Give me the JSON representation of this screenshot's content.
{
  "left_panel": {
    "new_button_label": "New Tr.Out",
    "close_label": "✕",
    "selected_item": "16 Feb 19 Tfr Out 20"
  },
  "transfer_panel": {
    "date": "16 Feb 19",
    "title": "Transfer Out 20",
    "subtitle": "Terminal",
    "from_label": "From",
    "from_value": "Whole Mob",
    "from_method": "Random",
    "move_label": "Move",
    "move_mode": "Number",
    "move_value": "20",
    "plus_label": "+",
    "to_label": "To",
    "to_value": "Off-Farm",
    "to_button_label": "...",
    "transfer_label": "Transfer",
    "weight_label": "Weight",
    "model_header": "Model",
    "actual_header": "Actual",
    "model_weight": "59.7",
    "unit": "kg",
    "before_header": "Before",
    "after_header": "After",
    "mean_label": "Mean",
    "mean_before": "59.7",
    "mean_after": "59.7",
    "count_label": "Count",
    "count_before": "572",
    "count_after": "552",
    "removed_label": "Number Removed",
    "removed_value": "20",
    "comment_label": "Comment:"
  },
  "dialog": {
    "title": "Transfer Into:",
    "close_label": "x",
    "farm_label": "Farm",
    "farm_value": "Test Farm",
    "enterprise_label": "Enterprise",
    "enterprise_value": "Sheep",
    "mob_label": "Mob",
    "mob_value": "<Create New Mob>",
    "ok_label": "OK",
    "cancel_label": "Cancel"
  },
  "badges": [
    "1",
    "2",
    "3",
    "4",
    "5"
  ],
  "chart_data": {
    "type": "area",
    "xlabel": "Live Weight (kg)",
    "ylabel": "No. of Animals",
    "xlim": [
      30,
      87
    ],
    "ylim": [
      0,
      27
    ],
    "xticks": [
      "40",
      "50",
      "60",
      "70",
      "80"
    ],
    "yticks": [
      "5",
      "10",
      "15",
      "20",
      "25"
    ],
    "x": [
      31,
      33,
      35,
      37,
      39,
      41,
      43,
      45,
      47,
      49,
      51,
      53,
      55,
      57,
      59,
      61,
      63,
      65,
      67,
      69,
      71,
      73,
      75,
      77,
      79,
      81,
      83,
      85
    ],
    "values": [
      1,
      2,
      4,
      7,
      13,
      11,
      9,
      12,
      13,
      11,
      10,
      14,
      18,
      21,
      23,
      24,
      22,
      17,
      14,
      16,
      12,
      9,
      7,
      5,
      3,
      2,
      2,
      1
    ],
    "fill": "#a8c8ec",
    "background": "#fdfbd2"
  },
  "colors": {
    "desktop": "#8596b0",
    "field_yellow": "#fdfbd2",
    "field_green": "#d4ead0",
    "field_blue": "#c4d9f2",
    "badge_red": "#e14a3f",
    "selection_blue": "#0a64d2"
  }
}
:::
● EXERCISE OBJECTIVE: Tally the lines of the data that contain the string "Number" and report the total alone.

● COMPLETE ANSWER: 2